>> BEGIN The records
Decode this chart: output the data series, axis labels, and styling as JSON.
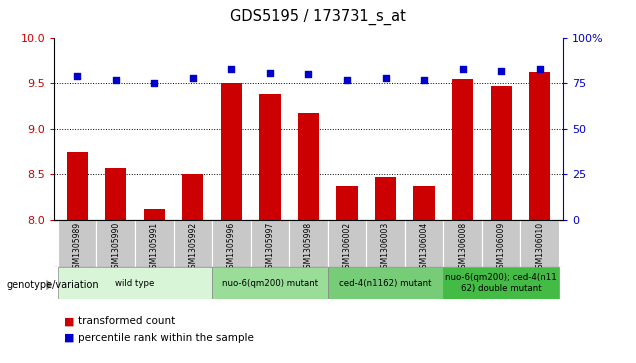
{
  "title": "GDS5195 / 173731_s_at",
  "samples": [
    "GSM1305989",
    "GSM1305990",
    "GSM1305991",
    "GSM1305992",
    "GSM1305996",
    "GSM1305997",
    "GSM1305998",
    "GSM1306002",
    "GSM1306003",
    "GSM1306004",
    "GSM1306008",
    "GSM1306009",
    "GSM1306010"
  ],
  "bar_values": [
    8.75,
    8.57,
    8.12,
    8.5,
    9.5,
    9.38,
    9.18,
    8.37,
    8.47,
    8.37,
    9.55,
    9.47,
    9.63
  ],
  "dot_values": [
    79,
    77,
    75,
    78,
    83,
    81,
    80,
    77,
    78,
    77,
    83,
    82,
    83
  ],
  "bar_color": "#cc0000",
  "dot_color": "#0000cc",
  "ylim_left": [
    8.0,
    10.0
  ],
  "ylim_right": [
    0,
    100
  ],
  "yticks_left": [
    8.0,
    8.5,
    9.0,
    9.5,
    10.0
  ],
  "yticks_right": [
    0,
    25,
    50,
    75,
    100
  ],
  "ytick_labels_right": [
    "0",
    "25",
    "50",
    "75",
    "100%"
  ],
  "hlines": [
    8.5,
    9.0,
    9.5
  ],
  "groups": [
    {
      "label": "wild type",
      "start": 0,
      "end": 3,
      "color": "#d8f5d8"
    },
    {
      "label": "nuo-6(qm200) mutant",
      "start": 4,
      "end": 6,
      "color": "#99dd99"
    },
    {
      "label": "ced-4(n1162) mutant",
      "start": 7,
      "end": 9,
      "color": "#77cc77"
    },
    {
      "label": "nuo-6(qm200); ced-4(n11\n62) double mutant",
      "start": 10,
      "end": 12,
      "color": "#44bb44"
    }
  ],
  "genotype_label": "genotype/variation",
  "legend_bar": "transformed count",
  "legend_dot": "percentile rank within the sample",
  "bar_width": 0.55,
  "plot_bg": "#ffffff",
  "left_tick_color": "#cc0000",
  "right_tick_color": "#0000cc",
  "cell_bg": "#cccccc",
  "cell_bg_alt": "#d8d8d8"
}
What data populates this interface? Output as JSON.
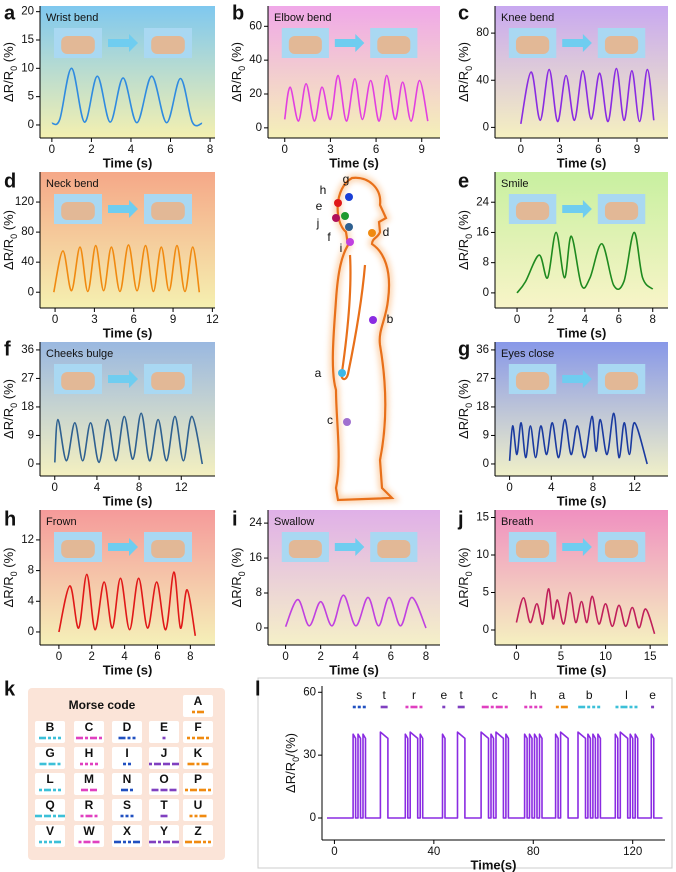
{
  "chart_data": [
    {
      "panel": "a",
      "type": "line",
      "title": "Wrist bend",
      "x_label": "Time (s)",
      "y_label": [
        "ΔR/R",
        "0",
        " (%)"
      ],
      "color": "#2f8be0",
      "background": [
        "#7fc8ef",
        "#f4f0b0"
      ],
      "xlim": [
        -0.6,
        8.25
      ],
      "ylim": [
        -2.3,
        21
      ],
      "xticks": [
        0,
        2,
        4,
        6,
        8
      ],
      "yticks": [
        0,
        5,
        10,
        15,
        20
      ],
      "x": [
        0,
        0.4,
        1.0,
        1.65,
        2.3,
        2.95,
        3.6,
        4.3,
        5.05,
        5.8,
        6.5,
        7.1,
        7.6
      ],
      "values": [
        0.3,
        1,
        10,
        0.5,
        8.6,
        0.5,
        8.3,
        0.4,
        8.6,
        0.4,
        8.2,
        0.5,
        0.3
      ]
    },
    {
      "panel": "b",
      "type": "line",
      "title": "Elbow bend",
      "x_label": "Time (s)",
      "y_label": [
        "ΔR/R",
        "0",
        " (%)"
      ],
      "color": "#e23fe0",
      "background": [
        "#f0a8e8",
        "#f5f0b8"
      ],
      "xlim": [
        -1.1,
        10.2
      ],
      "ylim": [
        -6,
        72
      ],
      "xticks": [
        0,
        3,
        6,
        9
      ],
      "yticks": [
        0,
        20,
        40,
        60
      ],
      "x": [
        0,
        0.35,
        0.9,
        1.4,
        1.95,
        2.45,
        3.0,
        3.5,
        4.05,
        4.6,
        5.1,
        5.65,
        6.2,
        6.7,
        7.25,
        7.75,
        8.3,
        8.85,
        9.4
      ],
      "values": [
        5,
        24,
        4,
        26,
        4,
        24,
        5,
        31,
        4,
        29,
        5,
        28,
        4,
        31,
        5,
        27,
        4,
        28,
        4
      ]
    },
    {
      "panel": "c",
      "type": "line",
      "title": "Knee bend",
      "x_label": "Time (s)",
      "y_label": [
        "ΔR/R",
        "0",
        " (%)"
      ],
      "color": "#8a2be2",
      "background": [
        "#c8a8f0",
        "#f5f0c0"
      ],
      "xlim": [
        -2,
        11.4
      ],
      "ylim": [
        -9,
        103
      ],
      "xticks": [
        0,
        3,
        6,
        9
      ],
      "yticks": [
        0,
        40,
        80
      ],
      "x": [
        0,
        0.8,
        1.5,
        2.2,
        2.85,
        3.5,
        4.15,
        4.8,
        5.45,
        6.1,
        6.75,
        7.4,
        8.0,
        8.6,
        9.2,
        9.8,
        10.3
      ],
      "values": [
        3,
        47,
        6,
        49,
        5,
        44,
        6,
        48,
        7,
        46,
        5,
        50,
        6,
        48,
        5,
        49,
        6
      ]
    },
    {
      "panel": "d",
      "type": "line",
      "title": "Neck bend",
      "x_label": "Time (s)",
      "y_label": [
        "ΔR/R",
        "0",
        " (%)"
      ],
      "color": "#f08a10",
      "background": [
        "#f5a888",
        "#f5f0b0"
      ],
      "xlim": [
        -1.15,
        12.2
      ],
      "ylim": [
        -21,
        160
      ],
      "xticks": [
        0,
        3,
        6,
        9,
        12
      ],
      "yticks": [
        0,
        40,
        80,
        120
      ],
      "x": [
        -0.1,
        0.6,
        1.25,
        1.9,
        2.5,
        3.1,
        3.7,
        4.3,
        4.95,
        5.6,
        6.25,
        6.9,
        7.5,
        8.1,
        8.7,
        9.3,
        9.9,
        10.5,
        11.0
      ],
      "values": [
        0,
        55,
        2,
        60,
        1,
        62,
        2,
        60,
        1,
        63,
        2,
        62,
        1,
        60,
        2,
        62,
        1,
        60,
        0
      ]
    },
    {
      "panel": "e",
      "type": "line",
      "title": "Smile",
      "x_label": "Time (s)",
      "y_label": [
        "ΔR/R",
        "0",
        " (%)"
      ],
      "color": "#1f8a1f",
      "background": [
        "#c8f0a0",
        "#f8f4c8"
      ],
      "xlim": [
        -1.3,
        8.9
      ],
      "ylim": [
        -4,
        32
      ],
      "xticks": [
        0,
        2,
        4,
        6,
        8
      ],
      "yticks": [
        0,
        8,
        16,
        24
      ],
      "x": [
        0,
        0.5,
        1.3,
        1.8,
        2.3,
        2.8,
        3.2,
        3.8,
        4.3,
        5.0,
        5.7,
        6.3,
        6.9,
        7.4,
        8.0
      ],
      "values": [
        0,
        3,
        10,
        4,
        16,
        4,
        15,
        2,
        4,
        13,
        2,
        3,
        16,
        4,
        1
      ]
    },
    {
      "panel": "f",
      "type": "line",
      "title": "Cheeks bulge",
      "x_label": "Time (s)",
      "y_label": [
        "ΔR/R",
        "0",
        " (%)"
      ],
      "color": "#2e6090",
      "background": [
        "#9ab8e0",
        "#f4f0c0"
      ],
      "xlim": [
        -1.4,
        15.2
      ],
      "ylim": [
        -3.8,
        38.5
      ],
      "xticks": [
        0,
        4,
        8,
        12
      ],
      "yticks": [
        0,
        9,
        18,
        27,
        36
      ],
      "x": [
        0,
        0.3,
        1.1,
        1.9,
        2.65,
        3.4,
        4.2,
        5.0,
        5.8,
        6.6,
        7.4,
        8.2,
        9.0,
        9.8,
        10.6,
        11.4,
        12.2,
        13.0,
        14.0
      ],
      "values": [
        0.5,
        14,
        1,
        13,
        1,
        13,
        0.5,
        14,
        1,
        15,
        1.5,
        16,
        1,
        14,
        1,
        15,
        1,
        15,
        0
      ]
    },
    {
      "panel": "g",
      "type": "line",
      "title": "Eyes close",
      "x_label": "Time (s)",
      "y_label": [
        "ΔR/R",
        "0",
        " (%)"
      ],
      "color": "#1a3aa0",
      "background": [
        "#8898e8",
        "#f0f0c8"
      ],
      "xlim": [
        -1.4,
        15.2
      ],
      "ylim": [
        -3.8,
        38.5
      ],
      "xticks": [
        0,
        4,
        8,
        12
      ],
      "yticks": [
        0,
        9,
        18,
        27,
        36
      ],
      "x": [
        0,
        0.3,
        0.7,
        1.1,
        1.55,
        2.0,
        2.5,
        3.0,
        3.55,
        4.1,
        4.7,
        5.3,
        5.9,
        6.5,
        7.2,
        7.9,
        8.3,
        8.7,
        9.35,
        10.0,
        10.5,
        11.0,
        11.5,
        12.0,
        13.2
      ],
      "values": [
        1,
        12,
        3,
        13,
        2,
        12,
        2,
        12,
        3,
        13,
        2,
        14,
        3,
        12,
        2,
        15,
        4,
        14,
        3,
        16,
        2,
        13,
        3,
        13,
        0
      ]
    },
    {
      "panel": "h",
      "type": "line",
      "title": "Frown",
      "x_label": "Time (s)",
      "y_label": [
        "ΔR/R",
        "0",
        " (%)"
      ],
      "color": "#e01818",
      "background": [
        "#f59a9a",
        "#f5f0b8"
      ],
      "xlim": [
        -1.15,
        9.5
      ],
      "ylim": [
        -1.7,
        15.9
      ],
      "xticks": [
        0,
        2,
        4,
        6,
        8
      ],
      "yticks": [
        0,
        4,
        8,
        12
      ],
      "x": [
        0,
        0.67,
        1.2,
        1.7,
        2.2,
        2.75,
        3.25,
        3.75,
        4.3,
        4.85,
        5.4,
        5.95,
        6.5,
        7.0,
        7.4,
        7.8,
        8.3
      ],
      "values": [
        0,
        6,
        0.5,
        7.5,
        0.3,
        6.5,
        0.5,
        7,
        0.3,
        7,
        0.5,
        6.5,
        0.3,
        7.8,
        0.5,
        5.5,
        -0.5
      ]
    },
    {
      "panel": "i",
      "type": "line",
      "title": "Swallow",
      "x_label": "Time (s)",
      "y_label": [
        "ΔR/R",
        "0",
        " (%)"
      ],
      "color": "#c040e0",
      "background": [
        "#e0b0e8",
        "#f5f0c8"
      ],
      "xlim": [
        -1,
        8.8
      ],
      "ylim": [
        -3.9,
        27
      ],
      "xticks": [
        0,
        2,
        4,
        6,
        8
      ],
      "yticks": [
        0,
        8,
        16,
        24
      ],
      "x": [
        0,
        0.7,
        1.35,
        2.0,
        2.65,
        3.3,
        4.0,
        4.7,
        5.3,
        5.9,
        6.55,
        7.2,
        8.0
      ],
      "values": [
        0.3,
        6.5,
        0.5,
        6,
        0.5,
        7.5,
        0.5,
        7,
        0.5,
        7,
        0.5,
        7,
        0
      ]
    },
    {
      "panel": "j",
      "type": "line",
      "title": "Breath",
      "x_label": "Time (s)",
      "y_label": [
        "ΔR/R",
        "0",
        " (%)"
      ],
      "color": "#c0205a",
      "background": [
        "#f090c0",
        "#f5f0c0"
      ],
      "xlim": [
        -2.4,
        17
      ],
      "ylim": [
        -2,
        16
      ],
      "xticks": [
        0,
        5,
        10,
        15
      ],
      "yticks": [
        0,
        5,
        10,
        15
      ],
      "x": [
        0,
        0.8,
        1.55,
        2.3,
        2.95,
        3.6,
        4.1,
        4.6,
        5.3,
        6.0,
        6.65,
        7.3,
        7.9,
        8.5,
        9.25,
        10.0,
        10.75,
        11.5,
        12.25,
        13.0,
        13.75,
        14.5,
        15.5
      ],
      "values": [
        1,
        4.3,
        1,
        3.5,
        0.8,
        5.5,
        1.5,
        4,
        0.8,
        5,
        1,
        3.8,
        1,
        4.5,
        0.8,
        3.5,
        0.5,
        3.3,
        0.5,
        3,
        0.3,
        2.8,
        -0.5
      ]
    },
    {
      "panel": "l",
      "type": "line",
      "x_label": "Time(s)",
      "y_label": [
        "ΔR/R",
        "0",
        "/(%)"
      ],
      "color": "#8a2be2",
      "xlim": [
        -5,
        133
      ],
      "ylim": [
        -10.5,
        63
      ],
      "xticks": [
        0,
        40,
        80,
        120
      ],
      "yticks": [
        0,
        30,
        60
      ],
      "letters": [
        {
          "label": "s",
          "code": "...",
          "color": "#2050c0",
          "x": 10
        },
        {
          "label": "t",
          "code": "-",
          "color": "#8040c0",
          "x": 20
        },
        {
          "label": "r",
          "code": ".-.",
          "color": "#e040c0",
          "x": 32
        },
        {
          "label": "e",
          "code": ".",
          "color": "#8040c0",
          "x": 44
        },
        {
          "label": "t",
          "code": "-",
          "color": "#8040c0",
          "x": 51
        },
        {
          "label": "c",
          "code": "-.-.",
          "color": "#e040c0",
          "x": 64.5
        },
        {
          "label": "h",
          "code": "....",
          "color": "#e040c0",
          "x": 80
        },
        {
          "label": "a",
          "code": ".-",
          "color": "#f08a10",
          "x": 91.5
        },
        {
          "label": "b",
          "code": "-...",
          "color": "#3cc0d8",
          "x": 102.5
        },
        {
          "label": "l",
          "code": ".-..",
          "color": "#3cc0d8",
          "x": 117.5
        },
        {
          "label": "e",
          "code": ".",
          "color": "#8040c0",
          "x": 128
        }
      ],
      "x": [
        -3,
        7.5,
        7.5,
        8.5,
        8.5,
        9.5,
        9.5,
        10.5,
        10.5,
        11.5,
        11.5,
        12.5,
        12.5,
        18.5,
        18.5,
        21.5,
        21.5,
        28.5,
        28.5,
        29.5,
        29.5,
        30.5,
        30.5,
        33.5,
        33.5,
        34.5,
        34.5,
        35.5,
        35.5,
        43.5,
        43.5,
        44.5,
        44.5,
        49.5,
        49.5,
        52.5,
        52.5,
        59,
        59,
        62,
        62,
        63,
        63,
        64,
        64,
        65,
        65,
        68,
        68,
        69,
        69,
        70,
        70,
        76.5,
        76.5,
        77.5,
        77.5,
        78.5,
        78.5,
        79.5,
        79.5,
        80.5,
        80.5,
        81.5,
        81.5,
        82.5,
        82.5,
        83.5,
        83.5,
        89,
        89,
        90,
        90,
        91,
        91,
        94,
        94,
        98,
        98,
        101,
        101,
        102,
        102,
        103,
        103,
        104,
        104,
        105,
        105,
        106,
        106,
        107,
        107,
        113,
        113,
        114,
        114,
        115,
        115,
        118,
        118,
        119,
        119,
        120,
        120,
        121,
        121,
        122,
        122,
        127.5,
        127.5,
        128.5,
        128.5,
        132
      ],
      "values": [
        0,
        0,
        40,
        38,
        0,
        0,
        40,
        38,
        0,
        0,
        40,
        38,
        0,
        0,
        41,
        38,
        0,
        0,
        40,
        38,
        0,
        0,
        41,
        38,
        0,
        0,
        40,
        38,
        0,
        0,
        40,
        38,
        0,
        0,
        41,
        38,
        0,
        0,
        41,
        38,
        0,
        0,
        40,
        38,
        0,
        0,
        41,
        38,
        0,
        0,
        40,
        38,
        0,
        0,
        40,
        38,
        0,
        0,
        40,
        38,
        0,
        0,
        40,
        38,
        0,
        0,
        40,
        38,
        0,
        0,
        40,
        38,
        0,
        0,
        41,
        38,
        0,
        0,
        41,
        38,
        0,
        0,
        40,
        38,
        0,
        0,
        40,
        38,
        0,
        0,
        40,
        38,
        0,
        0,
        40,
        38,
        0,
        0,
        41,
        38,
        0,
        0,
        40,
        38,
        0,
        0,
        40,
        38,
        0,
        0,
        40,
        38,
        0,
        0
      ]
    }
  ],
  "body_map": {
    "points": [
      {
        "label": "g",
        "color": "#1a3fd6"
      },
      {
        "label": "h",
        "color": "#e01818"
      },
      {
        "label": "e",
        "color": "#1f9a2f"
      },
      {
        "label": "j",
        "color": "#b0105a"
      },
      {
        "label": "f",
        "color": "#2e6090"
      },
      {
        "label": "i",
        "color": "#c040e0"
      },
      {
        "label": "d",
        "color": "#f08a10"
      },
      {
        "label": "b",
        "color": "#8a2be2"
      },
      {
        "label": "a",
        "color": "#3cb8e8"
      },
      {
        "label": "c",
        "color": "#a070d0"
      }
    ]
  },
  "morse_table": {
    "panel": "k",
    "title": "Morse code",
    "letters": [
      {
        "letter": "A",
        "code": ".-",
        "color": "#f08a10"
      },
      {
        "letter": "B",
        "code": "-...",
        "color": "#3cc0d8"
      },
      {
        "letter": "C",
        "code": "-.-.",
        "color": "#e040c0"
      },
      {
        "letter": "D",
        "code": "-..",
        "color": "#2050c0"
      },
      {
        "letter": "E",
        "code": ".",
        "color": "#8040c0"
      },
      {
        "letter": "F",
        "code": "..-.",
        "color": "#f08a10"
      },
      {
        "letter": "G",
        "code": "--.",
        "color": "#3cc0d8"
      },
      {
        "letter": "H",
        "code": "....",
        "color": "#e040c0"
      },
      {
        "letter": "I",
        "code": "..",
        "color": "#2050c0"
      },
      {
        "letter": "J",
        "code": ".---",
        "color": "#8040c0"
      },
      {
        "letter": "K",
        "code": "-.-",
        "color": "#f08a10"
      },
      {
        "letter": "L",
        "code": ".-..",
        "color": "#3cc0d8"
      },
      {
        "letter": "M",
        "code": "--",
        "color": "#e040c0"
      },
      {
        "letter": "N",
        "code": "-.",
        "color": "#2050c0"
      },
      {
        "letter": "O",
        "code": "---",
        "color": "#8040c0"
      },
      {
        "letter": "P",
        "code": ".--.",
        "color": "#f08a10"
      },
      {
        "letter": "Q",
        "code": "--.-",
        "color": "#3cc0d8"
      },
      {
        "letter": "R",
        "code": ".-.",
        "color": "#e040c0"
      },
      {
        "letter": "S",
        "code": "...",
        "color": "#2050c0"
      },
      {
        "letter": "T",
        "code": "-",
        "color": "#8040c0"
      },
      {
        "letter": "U",
        "code": "..-",
        "color": "#f08a10"
      },
      {
        "letter": "V",
        "code": "...-",
        "color": "#3cc0d8"
      },
      {
        "letter": "W",
        "code": ".--",
        "color": "#e040c0"
      },
      {
        "letter": "X",
        "code": "-..-",
        "color": "#2050c0"
      },
      {
        "letter": "Y",
        "code": "-.--",
        "color": "#8040c0"
      },
      {
        "letter": "Z",
        "code": "--..",
        "color": "#f08a10"
      }
    ]
  }
}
>> END The records
Look through the entries above; copy each line where the string "panel" appears.

#### Expected output:
      "panel": "a",
      "panel": "b",
      "panel": "c",
      "panel": "d",
      "panel": "e",
      "panel": "f",
      "panel": "g",
      "panel": "h",
      "panel": "i",
      "panel": "j",
      "panel": "l",
    "panel": "k",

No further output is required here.